## SELECTED EXTRACT
--- START ---
The technology already exists in our pockets. The same AI that tells you the quickest route to work could redirect tourists from overcrowded hotspots to hidden gems, considering not just traffic patterns but seasonal flows, environmental carrying capacity, and personal preferences.
But AI in tourism isn't without its challenges. Will AI guide us to new experiences or further push us to only experience those we feel safe with? In other words, will it further enhance the "Netflix effect"; where recommendation algorithms guide us to just more of what we know we like, or will AI help us to try something new?
While AI recommendations may support increasingly sophisticated personalisation of out-of-home experiences, I believe it wraps us in an experiential security blanket. We take less courageous decisions and we don't allow for serendipity - those chance encounters with people and places that have the opportunity to delight us, or provide the base of a holiday horror story. Both of which are memorable and authentic.
--- END ---
## YOUR OBJECTIVE
In the passage on AI in tourism, what term describes recommendation algorithms that guide people to more of what they already know they like?

## EXTRACTED INFORMATION
--- START ---
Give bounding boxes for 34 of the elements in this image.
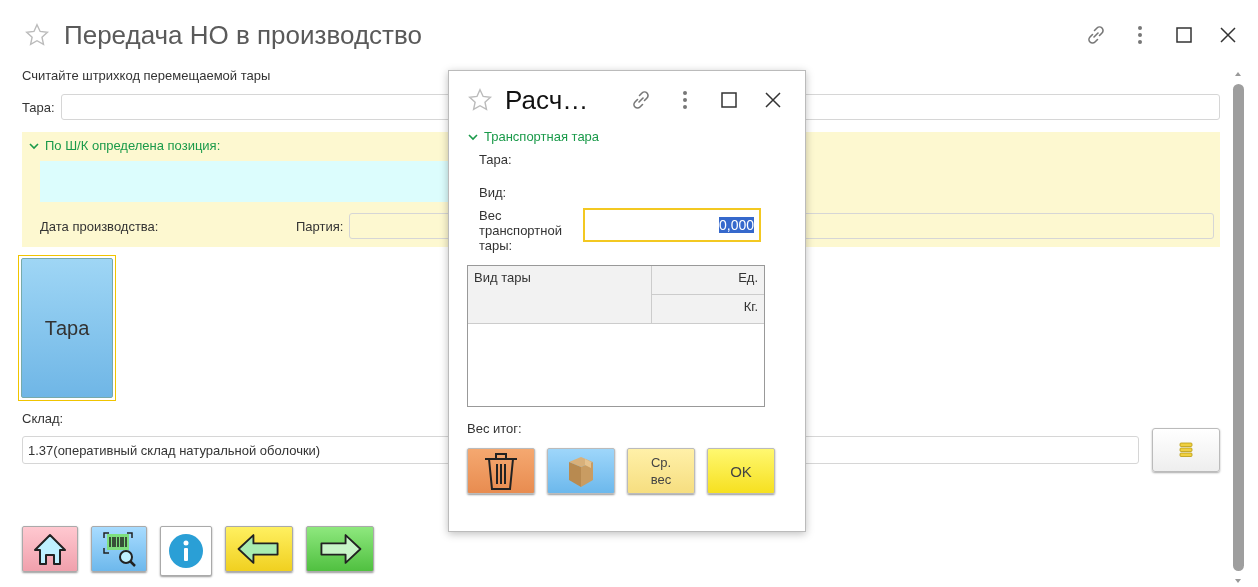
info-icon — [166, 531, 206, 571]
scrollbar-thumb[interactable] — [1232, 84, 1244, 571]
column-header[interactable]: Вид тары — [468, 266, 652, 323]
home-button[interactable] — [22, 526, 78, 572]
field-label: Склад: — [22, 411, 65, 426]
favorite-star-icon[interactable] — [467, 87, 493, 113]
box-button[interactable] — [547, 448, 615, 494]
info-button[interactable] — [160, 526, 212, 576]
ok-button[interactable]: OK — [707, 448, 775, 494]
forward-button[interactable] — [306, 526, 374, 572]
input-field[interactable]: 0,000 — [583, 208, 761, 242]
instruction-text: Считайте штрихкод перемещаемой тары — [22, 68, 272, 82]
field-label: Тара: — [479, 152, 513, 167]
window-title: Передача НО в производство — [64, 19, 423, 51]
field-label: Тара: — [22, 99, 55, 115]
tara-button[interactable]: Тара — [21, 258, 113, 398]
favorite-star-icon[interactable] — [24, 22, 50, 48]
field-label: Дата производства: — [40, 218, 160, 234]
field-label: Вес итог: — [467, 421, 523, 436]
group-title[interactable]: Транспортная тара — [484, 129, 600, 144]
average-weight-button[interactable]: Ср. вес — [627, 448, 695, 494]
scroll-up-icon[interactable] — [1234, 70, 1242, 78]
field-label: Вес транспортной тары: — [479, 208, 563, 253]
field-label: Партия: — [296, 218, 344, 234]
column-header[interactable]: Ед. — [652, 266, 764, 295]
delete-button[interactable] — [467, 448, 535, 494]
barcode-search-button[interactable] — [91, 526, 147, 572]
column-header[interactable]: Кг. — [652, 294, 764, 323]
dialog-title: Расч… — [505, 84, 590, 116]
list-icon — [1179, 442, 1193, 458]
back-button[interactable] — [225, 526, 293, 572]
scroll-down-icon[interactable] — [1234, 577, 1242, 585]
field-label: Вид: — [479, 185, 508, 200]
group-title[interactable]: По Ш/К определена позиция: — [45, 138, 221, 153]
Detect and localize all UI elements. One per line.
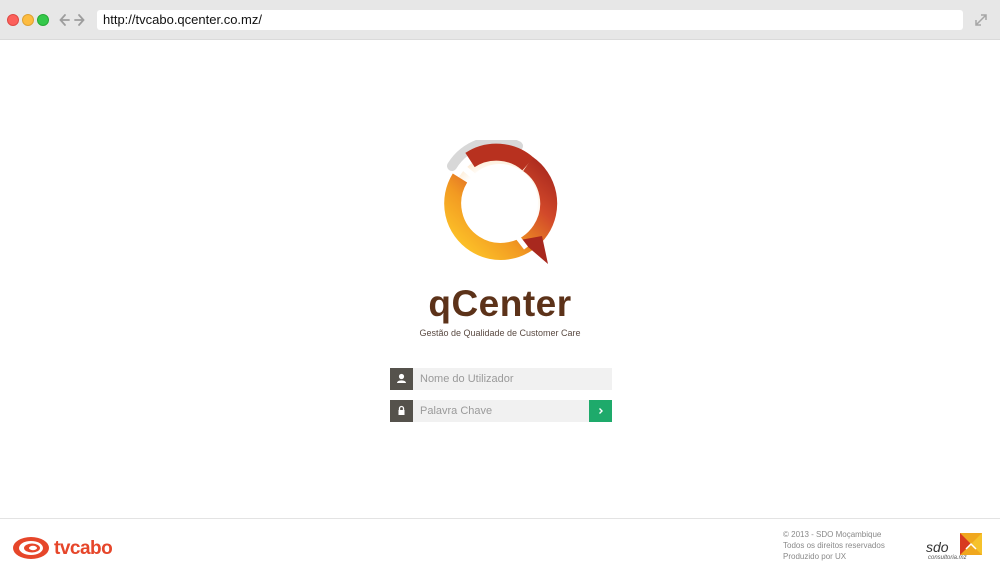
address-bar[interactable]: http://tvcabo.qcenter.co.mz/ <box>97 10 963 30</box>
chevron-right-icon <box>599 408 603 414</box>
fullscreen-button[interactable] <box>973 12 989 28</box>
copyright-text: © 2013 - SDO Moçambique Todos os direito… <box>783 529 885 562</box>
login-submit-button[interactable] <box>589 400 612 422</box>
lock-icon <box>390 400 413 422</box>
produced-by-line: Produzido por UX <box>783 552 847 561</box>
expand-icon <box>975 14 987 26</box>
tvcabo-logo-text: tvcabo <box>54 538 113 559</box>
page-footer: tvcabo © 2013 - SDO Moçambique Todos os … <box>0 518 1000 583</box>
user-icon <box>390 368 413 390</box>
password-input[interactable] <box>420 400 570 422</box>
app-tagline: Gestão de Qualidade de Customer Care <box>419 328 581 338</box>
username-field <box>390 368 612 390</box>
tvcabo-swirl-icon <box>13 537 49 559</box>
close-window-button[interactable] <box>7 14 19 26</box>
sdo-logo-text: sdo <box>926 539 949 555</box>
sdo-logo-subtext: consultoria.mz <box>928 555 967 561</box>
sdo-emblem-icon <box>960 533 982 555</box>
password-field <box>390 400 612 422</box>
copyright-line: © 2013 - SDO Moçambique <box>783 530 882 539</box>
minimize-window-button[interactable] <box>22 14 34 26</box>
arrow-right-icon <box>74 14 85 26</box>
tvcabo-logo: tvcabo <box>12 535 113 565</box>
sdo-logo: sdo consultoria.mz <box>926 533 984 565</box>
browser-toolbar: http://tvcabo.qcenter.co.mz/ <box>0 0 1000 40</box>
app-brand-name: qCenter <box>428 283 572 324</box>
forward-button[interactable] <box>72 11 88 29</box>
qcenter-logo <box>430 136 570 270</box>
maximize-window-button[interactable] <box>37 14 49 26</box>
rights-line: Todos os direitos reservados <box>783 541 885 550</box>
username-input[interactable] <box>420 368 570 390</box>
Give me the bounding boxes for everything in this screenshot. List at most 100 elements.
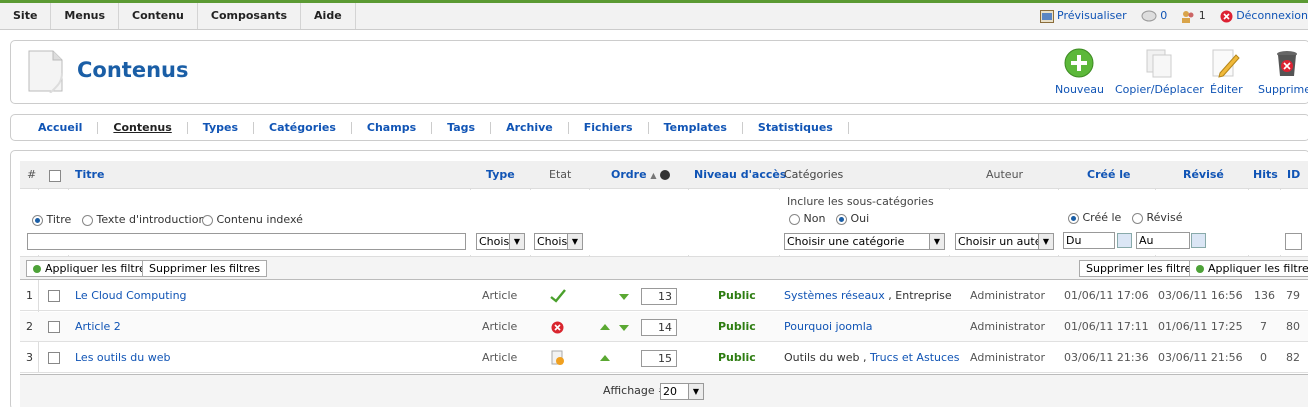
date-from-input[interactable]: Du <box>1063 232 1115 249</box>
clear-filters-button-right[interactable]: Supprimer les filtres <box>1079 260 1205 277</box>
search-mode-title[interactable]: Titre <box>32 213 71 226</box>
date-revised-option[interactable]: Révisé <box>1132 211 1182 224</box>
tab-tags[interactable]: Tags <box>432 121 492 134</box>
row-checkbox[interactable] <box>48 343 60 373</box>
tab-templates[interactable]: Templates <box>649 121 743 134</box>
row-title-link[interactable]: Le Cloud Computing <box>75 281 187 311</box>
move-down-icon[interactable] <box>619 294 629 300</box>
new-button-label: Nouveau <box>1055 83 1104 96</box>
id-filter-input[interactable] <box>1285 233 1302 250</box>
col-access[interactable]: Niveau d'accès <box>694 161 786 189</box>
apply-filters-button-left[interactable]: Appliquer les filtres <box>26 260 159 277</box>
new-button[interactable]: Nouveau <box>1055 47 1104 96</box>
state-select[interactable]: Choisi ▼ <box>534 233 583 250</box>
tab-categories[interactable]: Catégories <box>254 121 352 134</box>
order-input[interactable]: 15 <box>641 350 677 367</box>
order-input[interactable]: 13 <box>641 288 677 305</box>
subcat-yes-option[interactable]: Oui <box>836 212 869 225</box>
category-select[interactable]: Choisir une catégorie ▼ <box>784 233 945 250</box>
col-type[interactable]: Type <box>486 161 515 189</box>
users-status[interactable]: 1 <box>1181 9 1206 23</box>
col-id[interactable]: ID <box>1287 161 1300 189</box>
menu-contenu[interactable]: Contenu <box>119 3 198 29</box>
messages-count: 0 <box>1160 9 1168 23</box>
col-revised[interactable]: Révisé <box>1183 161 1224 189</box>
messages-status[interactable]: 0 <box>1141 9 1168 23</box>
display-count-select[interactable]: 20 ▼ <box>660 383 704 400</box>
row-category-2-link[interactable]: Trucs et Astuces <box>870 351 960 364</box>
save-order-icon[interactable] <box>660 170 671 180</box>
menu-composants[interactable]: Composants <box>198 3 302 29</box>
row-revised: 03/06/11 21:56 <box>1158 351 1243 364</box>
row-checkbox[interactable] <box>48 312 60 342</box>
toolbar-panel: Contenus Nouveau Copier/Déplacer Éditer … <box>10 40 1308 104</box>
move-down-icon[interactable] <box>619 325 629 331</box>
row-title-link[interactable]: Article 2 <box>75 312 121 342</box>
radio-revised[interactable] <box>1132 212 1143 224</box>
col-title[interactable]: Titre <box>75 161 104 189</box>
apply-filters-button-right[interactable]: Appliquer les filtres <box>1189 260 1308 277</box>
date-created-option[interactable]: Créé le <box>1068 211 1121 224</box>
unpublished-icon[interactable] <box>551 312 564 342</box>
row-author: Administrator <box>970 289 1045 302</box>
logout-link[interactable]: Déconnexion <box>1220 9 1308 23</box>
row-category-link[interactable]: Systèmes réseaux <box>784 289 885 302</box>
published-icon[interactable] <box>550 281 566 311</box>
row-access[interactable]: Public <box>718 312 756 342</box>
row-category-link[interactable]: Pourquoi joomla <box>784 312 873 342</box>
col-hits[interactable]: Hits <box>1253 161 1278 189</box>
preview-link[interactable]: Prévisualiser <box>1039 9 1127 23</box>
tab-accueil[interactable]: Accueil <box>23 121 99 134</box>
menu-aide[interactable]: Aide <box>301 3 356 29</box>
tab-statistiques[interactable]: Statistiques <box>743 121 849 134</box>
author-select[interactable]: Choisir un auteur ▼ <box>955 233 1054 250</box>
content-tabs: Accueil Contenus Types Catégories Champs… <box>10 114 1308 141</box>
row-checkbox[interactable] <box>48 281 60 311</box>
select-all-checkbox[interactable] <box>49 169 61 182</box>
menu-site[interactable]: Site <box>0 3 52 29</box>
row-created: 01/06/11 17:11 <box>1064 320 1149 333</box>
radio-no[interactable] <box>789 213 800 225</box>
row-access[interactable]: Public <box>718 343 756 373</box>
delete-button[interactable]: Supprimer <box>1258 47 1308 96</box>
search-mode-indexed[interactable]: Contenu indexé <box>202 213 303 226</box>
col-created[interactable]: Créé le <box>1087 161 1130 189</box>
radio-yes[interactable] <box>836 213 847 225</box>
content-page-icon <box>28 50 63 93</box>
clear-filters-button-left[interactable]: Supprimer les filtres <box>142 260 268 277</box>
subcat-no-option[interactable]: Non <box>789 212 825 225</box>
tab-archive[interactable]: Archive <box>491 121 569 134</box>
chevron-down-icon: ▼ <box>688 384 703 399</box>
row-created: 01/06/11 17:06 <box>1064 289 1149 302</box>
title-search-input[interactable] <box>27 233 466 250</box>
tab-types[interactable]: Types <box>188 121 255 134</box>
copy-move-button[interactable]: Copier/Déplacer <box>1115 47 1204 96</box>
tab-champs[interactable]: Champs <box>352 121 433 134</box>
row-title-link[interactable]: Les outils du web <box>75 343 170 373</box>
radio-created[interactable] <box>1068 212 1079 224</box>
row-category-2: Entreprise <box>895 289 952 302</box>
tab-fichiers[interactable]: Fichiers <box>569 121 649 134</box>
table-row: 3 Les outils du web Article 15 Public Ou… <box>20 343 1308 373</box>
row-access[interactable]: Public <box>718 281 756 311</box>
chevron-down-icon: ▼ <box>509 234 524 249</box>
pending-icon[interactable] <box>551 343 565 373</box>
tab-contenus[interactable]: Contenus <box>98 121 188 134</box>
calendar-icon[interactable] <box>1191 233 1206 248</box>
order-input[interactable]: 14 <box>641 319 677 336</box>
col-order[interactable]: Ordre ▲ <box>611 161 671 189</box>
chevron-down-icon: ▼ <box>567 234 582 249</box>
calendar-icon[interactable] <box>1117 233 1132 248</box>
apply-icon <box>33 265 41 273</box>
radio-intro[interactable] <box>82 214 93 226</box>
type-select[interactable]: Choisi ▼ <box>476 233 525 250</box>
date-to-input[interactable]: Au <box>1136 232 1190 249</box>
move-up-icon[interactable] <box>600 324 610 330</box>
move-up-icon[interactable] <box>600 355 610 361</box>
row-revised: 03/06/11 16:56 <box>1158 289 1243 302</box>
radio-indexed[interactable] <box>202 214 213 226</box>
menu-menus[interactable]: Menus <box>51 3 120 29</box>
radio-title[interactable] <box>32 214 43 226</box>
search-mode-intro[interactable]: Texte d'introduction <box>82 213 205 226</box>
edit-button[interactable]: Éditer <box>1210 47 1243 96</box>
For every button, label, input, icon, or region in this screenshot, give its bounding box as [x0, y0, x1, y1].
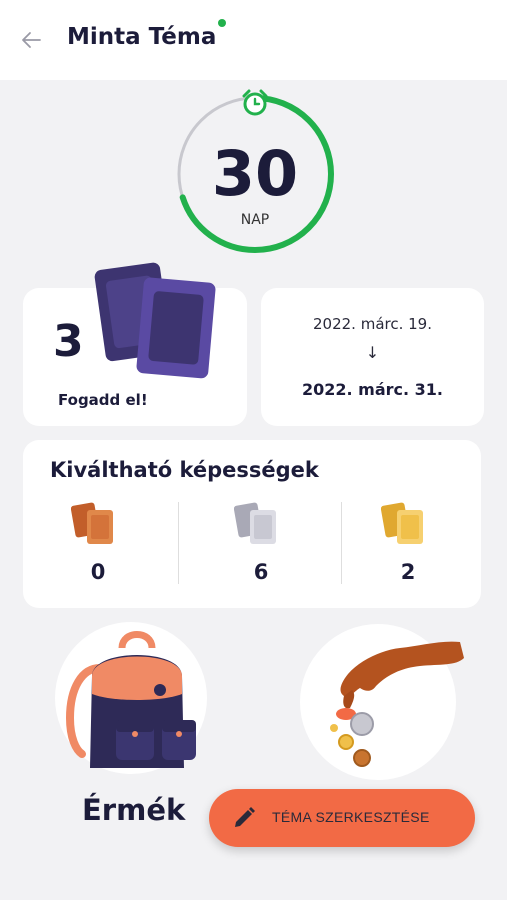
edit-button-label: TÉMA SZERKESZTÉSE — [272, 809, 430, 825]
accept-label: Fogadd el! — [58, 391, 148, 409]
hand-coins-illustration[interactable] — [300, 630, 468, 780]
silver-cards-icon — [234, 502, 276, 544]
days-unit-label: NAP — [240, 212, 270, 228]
--- END ---
## EXERCISE OUTPUT
The "Netflix effect"